## REQUEST
Write out the entries verbatim, from the first line through the line containing "main-content: The test", with both ends included.

Stored entries:
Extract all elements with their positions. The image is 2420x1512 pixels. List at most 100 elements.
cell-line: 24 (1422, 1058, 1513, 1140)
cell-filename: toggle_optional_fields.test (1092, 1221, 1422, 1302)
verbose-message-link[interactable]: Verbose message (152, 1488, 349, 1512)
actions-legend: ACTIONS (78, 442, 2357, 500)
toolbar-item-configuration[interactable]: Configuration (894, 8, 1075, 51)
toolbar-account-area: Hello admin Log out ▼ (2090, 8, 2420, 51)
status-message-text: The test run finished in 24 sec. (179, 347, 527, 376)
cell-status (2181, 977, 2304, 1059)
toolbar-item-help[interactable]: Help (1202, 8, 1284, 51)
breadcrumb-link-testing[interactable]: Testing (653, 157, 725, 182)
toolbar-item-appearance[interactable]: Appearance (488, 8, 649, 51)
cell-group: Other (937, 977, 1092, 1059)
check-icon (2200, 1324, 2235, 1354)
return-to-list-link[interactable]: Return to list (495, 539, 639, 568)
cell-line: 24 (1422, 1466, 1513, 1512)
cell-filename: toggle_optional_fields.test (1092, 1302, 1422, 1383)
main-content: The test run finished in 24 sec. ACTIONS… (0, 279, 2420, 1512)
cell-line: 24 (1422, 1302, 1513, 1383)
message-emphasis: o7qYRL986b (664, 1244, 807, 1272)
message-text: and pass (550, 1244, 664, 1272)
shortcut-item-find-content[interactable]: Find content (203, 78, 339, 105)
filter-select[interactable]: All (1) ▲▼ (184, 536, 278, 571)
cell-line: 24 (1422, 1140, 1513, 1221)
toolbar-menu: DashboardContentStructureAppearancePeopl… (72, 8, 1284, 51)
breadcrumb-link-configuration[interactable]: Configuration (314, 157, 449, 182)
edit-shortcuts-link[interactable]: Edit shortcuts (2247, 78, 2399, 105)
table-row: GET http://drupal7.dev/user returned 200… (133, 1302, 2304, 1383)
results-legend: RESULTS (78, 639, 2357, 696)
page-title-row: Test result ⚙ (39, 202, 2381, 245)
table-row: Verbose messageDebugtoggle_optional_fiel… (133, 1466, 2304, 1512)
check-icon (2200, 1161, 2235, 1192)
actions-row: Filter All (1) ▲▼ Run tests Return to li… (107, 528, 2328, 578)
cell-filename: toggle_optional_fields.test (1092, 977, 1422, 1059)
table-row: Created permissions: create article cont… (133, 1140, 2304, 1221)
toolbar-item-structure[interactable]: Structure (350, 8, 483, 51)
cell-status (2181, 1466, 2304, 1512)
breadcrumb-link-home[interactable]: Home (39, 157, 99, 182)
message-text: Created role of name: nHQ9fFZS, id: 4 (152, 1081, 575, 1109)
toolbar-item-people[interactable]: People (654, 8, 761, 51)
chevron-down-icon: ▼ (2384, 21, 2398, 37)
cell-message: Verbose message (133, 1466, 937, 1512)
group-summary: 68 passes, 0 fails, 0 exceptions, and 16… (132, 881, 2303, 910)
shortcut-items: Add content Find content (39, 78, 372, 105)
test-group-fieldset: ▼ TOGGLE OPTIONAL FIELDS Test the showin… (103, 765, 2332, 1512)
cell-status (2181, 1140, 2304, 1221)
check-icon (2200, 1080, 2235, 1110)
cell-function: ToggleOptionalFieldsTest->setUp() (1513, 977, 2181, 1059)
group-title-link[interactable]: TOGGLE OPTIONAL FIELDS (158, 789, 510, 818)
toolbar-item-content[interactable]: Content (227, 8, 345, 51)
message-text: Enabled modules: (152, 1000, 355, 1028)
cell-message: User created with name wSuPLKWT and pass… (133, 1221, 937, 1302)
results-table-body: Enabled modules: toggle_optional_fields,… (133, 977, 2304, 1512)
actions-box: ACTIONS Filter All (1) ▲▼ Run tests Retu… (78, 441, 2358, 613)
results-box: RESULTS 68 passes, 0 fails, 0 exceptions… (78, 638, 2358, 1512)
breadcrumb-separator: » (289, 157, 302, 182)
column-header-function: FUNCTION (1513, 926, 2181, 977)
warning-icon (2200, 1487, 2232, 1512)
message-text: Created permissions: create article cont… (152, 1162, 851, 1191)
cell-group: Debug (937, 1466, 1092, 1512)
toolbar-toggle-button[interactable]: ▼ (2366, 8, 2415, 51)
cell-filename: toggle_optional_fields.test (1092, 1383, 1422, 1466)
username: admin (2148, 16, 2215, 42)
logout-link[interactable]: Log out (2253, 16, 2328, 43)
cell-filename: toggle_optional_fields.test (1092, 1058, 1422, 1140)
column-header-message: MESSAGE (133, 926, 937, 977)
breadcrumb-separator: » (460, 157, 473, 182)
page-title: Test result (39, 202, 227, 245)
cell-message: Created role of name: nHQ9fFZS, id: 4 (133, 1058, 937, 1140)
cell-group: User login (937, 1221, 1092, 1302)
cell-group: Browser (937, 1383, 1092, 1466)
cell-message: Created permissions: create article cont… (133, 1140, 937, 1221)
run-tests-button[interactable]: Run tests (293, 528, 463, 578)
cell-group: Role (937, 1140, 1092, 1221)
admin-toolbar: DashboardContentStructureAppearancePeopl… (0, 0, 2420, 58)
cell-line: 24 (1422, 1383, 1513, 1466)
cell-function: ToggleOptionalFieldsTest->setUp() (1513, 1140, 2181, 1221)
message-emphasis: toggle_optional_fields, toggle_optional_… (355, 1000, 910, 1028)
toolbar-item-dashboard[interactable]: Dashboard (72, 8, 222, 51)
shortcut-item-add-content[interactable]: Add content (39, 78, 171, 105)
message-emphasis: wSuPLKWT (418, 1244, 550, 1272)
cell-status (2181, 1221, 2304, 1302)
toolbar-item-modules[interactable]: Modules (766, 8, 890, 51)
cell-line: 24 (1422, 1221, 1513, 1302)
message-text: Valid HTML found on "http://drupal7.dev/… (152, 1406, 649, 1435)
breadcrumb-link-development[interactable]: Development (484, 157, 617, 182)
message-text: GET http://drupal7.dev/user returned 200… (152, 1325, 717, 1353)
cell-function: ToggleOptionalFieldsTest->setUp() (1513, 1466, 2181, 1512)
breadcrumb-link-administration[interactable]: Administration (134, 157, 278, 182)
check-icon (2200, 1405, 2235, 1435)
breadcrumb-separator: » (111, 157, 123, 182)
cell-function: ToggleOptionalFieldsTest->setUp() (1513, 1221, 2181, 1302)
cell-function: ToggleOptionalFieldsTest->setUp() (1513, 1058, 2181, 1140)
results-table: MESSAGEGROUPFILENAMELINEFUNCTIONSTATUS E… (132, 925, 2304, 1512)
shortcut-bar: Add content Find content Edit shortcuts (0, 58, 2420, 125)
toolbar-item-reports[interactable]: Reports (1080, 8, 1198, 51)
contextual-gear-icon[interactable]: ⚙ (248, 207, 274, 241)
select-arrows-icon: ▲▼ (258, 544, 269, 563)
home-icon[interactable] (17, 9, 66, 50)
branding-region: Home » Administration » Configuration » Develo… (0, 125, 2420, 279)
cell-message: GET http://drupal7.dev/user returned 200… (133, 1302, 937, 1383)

## SOLUTION
Extract all elements with their positions. The image is 2420x1512 pixels. List at most 100 elements.
cell-line: 24 (1422, 1058, 1513, 1140)
cell-filename: toggle_optional_fields.test (1092, 1221, 1422, 1302)
verbose-message-link[interactable]: Verbose message (152, 1488, 349, 1512)
actions-legend: ACTIONS (78, 442, 2357, 500)
toolbar-item-configuration[interactable]: Configuration (894, 8, 1075, 51)
toolbar-account-area: Hello admin Log out ▼ (2090, 8, 2420, 51)
status-message-text: The test run finished in 24 sec. (179, 347, 527, 376)
cell-status (2181, 977, 2304, 1059)
toolbar-item-help[interactable]: Help (1202, 8, 1284, 51)
breadcrumb-link-testing[interactable]: Testing (653, 157, 725, 182)
toolbar-item-appearance[interactable]: Appearance (488, 8, 649, 51)
cell-group: Other (937, 977, 1092, 1059)
check-icon (2200, 1324, 2235, 1354)
return-to-list-link[interactable]: Return to list (495, 539, 639, 568)
cell-line: 24 (1422, 1466, 1513, 1512)
cell-filename: toggle_optional_fields.test (1092, 1302, 1422, 1383)
main-content: The test run finished in 24 sec. ACTIONS… (0, 279, 2420, 1512)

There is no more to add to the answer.